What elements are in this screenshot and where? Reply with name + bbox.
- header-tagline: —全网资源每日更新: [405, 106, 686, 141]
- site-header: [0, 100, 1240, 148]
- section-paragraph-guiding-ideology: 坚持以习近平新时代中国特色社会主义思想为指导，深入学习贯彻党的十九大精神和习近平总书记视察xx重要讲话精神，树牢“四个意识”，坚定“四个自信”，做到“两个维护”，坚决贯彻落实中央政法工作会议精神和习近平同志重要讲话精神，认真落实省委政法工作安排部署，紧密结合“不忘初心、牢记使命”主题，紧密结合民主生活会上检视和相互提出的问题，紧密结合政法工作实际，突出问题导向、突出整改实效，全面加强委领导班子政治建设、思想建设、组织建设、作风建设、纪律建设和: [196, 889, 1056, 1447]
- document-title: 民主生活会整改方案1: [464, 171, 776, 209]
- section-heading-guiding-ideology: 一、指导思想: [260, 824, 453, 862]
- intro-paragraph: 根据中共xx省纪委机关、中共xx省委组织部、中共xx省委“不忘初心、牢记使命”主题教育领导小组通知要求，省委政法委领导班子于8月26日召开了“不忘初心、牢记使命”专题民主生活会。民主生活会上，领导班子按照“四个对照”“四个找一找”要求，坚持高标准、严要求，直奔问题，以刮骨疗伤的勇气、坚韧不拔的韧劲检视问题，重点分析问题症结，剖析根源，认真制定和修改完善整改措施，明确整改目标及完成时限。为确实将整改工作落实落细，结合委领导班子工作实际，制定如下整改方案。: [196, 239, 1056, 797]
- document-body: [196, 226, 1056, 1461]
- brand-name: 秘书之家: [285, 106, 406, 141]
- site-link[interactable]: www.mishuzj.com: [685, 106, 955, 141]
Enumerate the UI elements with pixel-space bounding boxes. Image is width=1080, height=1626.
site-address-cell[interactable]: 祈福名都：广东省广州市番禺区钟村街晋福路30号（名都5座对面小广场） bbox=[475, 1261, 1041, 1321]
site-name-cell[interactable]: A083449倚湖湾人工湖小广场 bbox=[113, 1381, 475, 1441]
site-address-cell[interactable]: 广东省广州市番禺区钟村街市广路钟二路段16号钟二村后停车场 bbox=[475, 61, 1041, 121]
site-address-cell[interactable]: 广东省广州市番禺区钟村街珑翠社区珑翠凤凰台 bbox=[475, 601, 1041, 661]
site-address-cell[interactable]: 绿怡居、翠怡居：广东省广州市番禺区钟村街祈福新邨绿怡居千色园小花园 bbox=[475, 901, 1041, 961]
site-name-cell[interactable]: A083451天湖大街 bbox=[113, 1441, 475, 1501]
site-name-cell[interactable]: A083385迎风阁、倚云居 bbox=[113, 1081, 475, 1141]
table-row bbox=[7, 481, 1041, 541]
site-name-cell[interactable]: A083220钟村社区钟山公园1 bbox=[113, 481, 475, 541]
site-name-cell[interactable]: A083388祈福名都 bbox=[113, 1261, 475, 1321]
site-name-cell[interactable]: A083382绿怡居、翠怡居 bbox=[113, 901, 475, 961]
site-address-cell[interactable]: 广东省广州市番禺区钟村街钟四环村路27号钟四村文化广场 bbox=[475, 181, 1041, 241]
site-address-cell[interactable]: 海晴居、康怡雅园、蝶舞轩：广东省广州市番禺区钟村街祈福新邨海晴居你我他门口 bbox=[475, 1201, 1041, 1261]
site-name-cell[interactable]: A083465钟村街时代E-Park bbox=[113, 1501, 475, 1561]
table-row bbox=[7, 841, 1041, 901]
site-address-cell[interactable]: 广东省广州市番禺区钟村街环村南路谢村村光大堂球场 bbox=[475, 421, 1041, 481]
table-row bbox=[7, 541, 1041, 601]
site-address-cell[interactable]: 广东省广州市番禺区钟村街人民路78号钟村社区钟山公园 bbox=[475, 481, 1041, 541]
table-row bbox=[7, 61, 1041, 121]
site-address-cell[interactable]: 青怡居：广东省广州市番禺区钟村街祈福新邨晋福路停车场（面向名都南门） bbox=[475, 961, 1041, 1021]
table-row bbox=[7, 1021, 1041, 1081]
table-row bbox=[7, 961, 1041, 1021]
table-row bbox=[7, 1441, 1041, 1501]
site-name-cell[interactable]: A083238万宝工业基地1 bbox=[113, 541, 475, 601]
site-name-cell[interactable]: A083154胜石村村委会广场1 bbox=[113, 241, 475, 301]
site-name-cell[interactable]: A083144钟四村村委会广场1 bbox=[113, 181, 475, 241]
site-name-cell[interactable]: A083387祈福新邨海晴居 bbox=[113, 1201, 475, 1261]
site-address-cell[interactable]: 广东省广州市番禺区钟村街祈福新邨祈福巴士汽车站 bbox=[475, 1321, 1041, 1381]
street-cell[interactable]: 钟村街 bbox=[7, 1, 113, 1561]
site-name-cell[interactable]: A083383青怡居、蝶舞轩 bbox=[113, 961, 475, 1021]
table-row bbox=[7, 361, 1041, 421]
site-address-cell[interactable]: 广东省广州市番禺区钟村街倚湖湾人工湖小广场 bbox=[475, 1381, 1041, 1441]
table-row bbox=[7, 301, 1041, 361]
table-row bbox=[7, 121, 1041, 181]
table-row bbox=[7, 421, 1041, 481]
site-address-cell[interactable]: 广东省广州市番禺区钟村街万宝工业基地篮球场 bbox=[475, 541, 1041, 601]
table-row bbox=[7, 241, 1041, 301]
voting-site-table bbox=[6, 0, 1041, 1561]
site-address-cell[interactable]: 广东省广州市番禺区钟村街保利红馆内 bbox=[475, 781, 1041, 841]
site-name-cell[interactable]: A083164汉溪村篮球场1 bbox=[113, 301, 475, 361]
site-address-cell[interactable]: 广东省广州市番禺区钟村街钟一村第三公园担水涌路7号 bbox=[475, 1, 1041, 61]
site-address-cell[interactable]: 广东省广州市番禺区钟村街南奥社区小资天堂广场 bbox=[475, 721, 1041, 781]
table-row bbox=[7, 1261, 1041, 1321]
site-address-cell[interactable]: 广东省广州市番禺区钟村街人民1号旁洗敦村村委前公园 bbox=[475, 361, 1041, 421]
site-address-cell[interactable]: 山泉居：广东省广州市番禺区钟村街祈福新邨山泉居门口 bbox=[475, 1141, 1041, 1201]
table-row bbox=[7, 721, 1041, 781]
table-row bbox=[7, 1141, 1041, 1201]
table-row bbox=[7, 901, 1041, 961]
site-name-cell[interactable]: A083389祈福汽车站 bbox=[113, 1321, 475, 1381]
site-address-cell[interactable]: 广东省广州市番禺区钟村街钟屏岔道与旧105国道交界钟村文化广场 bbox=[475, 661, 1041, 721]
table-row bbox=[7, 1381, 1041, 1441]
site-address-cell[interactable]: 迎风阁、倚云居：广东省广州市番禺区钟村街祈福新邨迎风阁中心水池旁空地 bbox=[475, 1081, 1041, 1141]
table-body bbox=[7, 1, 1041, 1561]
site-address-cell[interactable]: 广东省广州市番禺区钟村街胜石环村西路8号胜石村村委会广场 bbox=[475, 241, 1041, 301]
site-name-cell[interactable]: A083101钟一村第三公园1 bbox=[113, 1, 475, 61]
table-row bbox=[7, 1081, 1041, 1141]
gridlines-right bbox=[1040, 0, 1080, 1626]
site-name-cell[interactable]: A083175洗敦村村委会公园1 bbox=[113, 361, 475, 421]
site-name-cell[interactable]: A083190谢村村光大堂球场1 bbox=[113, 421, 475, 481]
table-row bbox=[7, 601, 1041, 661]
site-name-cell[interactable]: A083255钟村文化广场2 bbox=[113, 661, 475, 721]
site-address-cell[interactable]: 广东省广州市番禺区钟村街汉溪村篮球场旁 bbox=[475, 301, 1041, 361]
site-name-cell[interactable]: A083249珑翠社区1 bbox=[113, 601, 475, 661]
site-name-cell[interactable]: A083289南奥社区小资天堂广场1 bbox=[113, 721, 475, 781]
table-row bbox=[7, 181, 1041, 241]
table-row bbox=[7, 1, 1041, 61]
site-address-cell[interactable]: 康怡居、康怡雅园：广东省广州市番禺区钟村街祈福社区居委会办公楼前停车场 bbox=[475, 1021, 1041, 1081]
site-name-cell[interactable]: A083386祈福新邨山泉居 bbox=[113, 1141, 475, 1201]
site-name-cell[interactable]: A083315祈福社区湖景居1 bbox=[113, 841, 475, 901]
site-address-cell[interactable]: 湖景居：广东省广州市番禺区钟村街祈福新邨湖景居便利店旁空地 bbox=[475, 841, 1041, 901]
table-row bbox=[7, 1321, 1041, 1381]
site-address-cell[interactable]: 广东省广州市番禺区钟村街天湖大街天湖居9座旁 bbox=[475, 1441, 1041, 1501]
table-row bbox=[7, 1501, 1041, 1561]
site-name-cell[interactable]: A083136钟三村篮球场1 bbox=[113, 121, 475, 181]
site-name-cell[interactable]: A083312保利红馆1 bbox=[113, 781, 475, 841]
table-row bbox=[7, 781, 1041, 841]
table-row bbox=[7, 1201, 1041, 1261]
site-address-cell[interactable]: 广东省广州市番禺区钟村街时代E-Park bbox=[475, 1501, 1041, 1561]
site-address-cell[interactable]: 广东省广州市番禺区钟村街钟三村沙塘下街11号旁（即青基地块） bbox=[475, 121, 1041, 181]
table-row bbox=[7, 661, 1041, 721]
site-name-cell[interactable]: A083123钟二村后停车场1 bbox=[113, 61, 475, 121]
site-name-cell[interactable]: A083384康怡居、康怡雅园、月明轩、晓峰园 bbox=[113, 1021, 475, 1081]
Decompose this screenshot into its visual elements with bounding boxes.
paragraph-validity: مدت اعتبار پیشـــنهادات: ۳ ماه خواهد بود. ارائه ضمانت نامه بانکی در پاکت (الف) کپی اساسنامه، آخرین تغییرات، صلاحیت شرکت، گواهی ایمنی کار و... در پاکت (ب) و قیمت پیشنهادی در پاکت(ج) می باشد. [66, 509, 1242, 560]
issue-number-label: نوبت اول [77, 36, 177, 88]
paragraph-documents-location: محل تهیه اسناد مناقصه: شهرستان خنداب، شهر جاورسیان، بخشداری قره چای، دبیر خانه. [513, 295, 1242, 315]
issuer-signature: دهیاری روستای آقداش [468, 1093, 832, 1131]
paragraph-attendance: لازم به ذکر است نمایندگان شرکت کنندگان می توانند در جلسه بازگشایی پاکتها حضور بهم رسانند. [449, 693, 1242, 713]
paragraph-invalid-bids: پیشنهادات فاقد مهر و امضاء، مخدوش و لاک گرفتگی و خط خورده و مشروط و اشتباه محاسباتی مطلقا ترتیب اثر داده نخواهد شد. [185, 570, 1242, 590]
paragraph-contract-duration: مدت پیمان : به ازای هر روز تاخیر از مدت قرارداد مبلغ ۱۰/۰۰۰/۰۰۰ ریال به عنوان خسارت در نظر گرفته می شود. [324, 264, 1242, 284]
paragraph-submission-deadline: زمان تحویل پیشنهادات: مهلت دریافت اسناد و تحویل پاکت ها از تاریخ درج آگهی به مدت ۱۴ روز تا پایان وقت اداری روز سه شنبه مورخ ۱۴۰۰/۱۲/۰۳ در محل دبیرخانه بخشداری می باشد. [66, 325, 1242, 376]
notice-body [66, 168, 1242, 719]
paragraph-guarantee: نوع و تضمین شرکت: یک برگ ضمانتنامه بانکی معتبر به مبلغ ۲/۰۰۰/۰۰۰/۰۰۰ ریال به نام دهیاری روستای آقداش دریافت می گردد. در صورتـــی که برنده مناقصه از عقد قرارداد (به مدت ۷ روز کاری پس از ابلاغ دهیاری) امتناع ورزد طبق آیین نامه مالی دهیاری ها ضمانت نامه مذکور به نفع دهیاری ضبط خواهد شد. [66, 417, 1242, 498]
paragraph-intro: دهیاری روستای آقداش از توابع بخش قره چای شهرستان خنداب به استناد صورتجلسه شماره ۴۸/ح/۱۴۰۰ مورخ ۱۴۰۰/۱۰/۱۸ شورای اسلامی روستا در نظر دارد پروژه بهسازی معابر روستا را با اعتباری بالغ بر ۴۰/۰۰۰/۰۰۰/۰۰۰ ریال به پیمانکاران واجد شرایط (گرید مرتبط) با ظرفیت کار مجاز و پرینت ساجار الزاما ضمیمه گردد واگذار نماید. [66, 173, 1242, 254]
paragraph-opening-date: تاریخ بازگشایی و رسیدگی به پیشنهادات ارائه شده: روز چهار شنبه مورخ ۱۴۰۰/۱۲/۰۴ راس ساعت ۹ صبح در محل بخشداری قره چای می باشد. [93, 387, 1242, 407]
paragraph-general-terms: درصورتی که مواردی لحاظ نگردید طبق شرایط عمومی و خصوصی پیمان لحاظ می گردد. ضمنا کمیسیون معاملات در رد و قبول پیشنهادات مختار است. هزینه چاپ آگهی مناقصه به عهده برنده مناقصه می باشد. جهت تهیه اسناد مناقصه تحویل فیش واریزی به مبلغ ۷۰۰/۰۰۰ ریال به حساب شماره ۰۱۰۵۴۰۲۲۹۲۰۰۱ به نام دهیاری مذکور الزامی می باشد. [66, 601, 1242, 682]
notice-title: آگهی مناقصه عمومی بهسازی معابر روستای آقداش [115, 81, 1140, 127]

┄┄┄┄┄┄┄┄┄┄

- _What is needed_
Render the records as a Markdown table with the columns Row and Line, numbering each line and leaving out blank lines. Begin at the first line of the records and stop after the line that has "- document-title: 民主生活会整改方案1: [464, 171, 776, 209]".

- _Exercise answer_
| Row | Line |
|---|---|
| 1 | What elements are in this screenshot and where? Reply with name + bbox. |
| 2 | - header-tagline: —全网资源每日更新: [405, 106, 686, 141] |
| 3 | - site-header: [0, 100, 1240, 148] |
| 4 | - section-paragraph-guiding-ideology: 坚持以习近平新时代中国特色社会主义思想为指导，深入学习贯彻党的十九大精神和习近平总书记视察xx重要讲话精神，树牢“四个意识”，坚定“四个自信”，做到“两个维护”，坚决贯彻落实中央政法工作会议精神和习近平同志重要讲话精神，认真落实省委政法工作安排部署，紧密结合“不忘初心、牢记使命”主题，紧密结合民主生活会上检视和相互提出的问题，紧密结合政法工作实际，突出问题导向、突出整改实效，全面加强委领导班子政治建设、思想建设、组织建设、作风建设、纪律建设和: [196, 889, 1056, 1447] |
| 5 | - document-title: 民主生活会整改方案1: [464, 171, 776, 209] |